--- Extracted material ---

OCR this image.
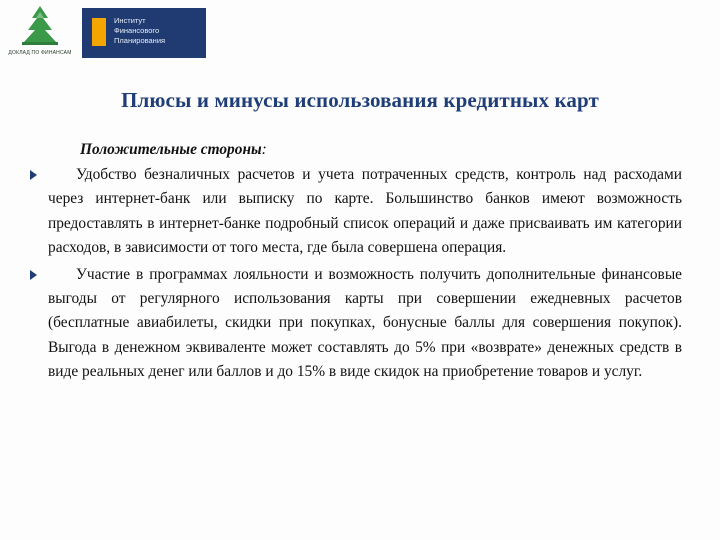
ДОКЛАД ПО ФИНАНСАМ
Институт
Финансового
Планирования
Плюсы и минусы использования кредитных карт
Положительные стороны:

Удобство безналичных расчетов и учета потраченных средств, контроль над расходами через интернет-банк или выписку по карте. Большинство банков имеют возможность предоставлять в интернет-банке подробный список операций и даже присваивать им категории расходов, в зависимости от того места, где была совершена операция.

Участие в программах лояльности и возможность получить дополнительные финансовые выгоды от регулярного использования карты при совершении ежедневных расчетов (бесплатные авиабилеты, скидки при покупках, бонусные баллы для совершения покупок). Выгода в денежном эквиваленте может составлять до 5% при «возврате» денежных средств в виде реальных денег или баллов и до 15% в виде скидок на приобретение товаров и услуг.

---

Requirements: Where a line of the entries contains the word "использования", copy that line.

Reply:
Плюсы и минусы использования кредитных карт
Участие в программах лояльности и возможность получить дополнительные финансовые выгоды от регулярного использования карты при совершении ежедневных расчетов (бесплатные авиабилеты, скидки при покупках, бонусные баллы для совершения покупок). Выгода в денежном эквиваленте может составлять до 5% при «возврате» денежных средств в виде реальных денег или баллов и до 15% в виде скидок на приобретение товаров и услуг.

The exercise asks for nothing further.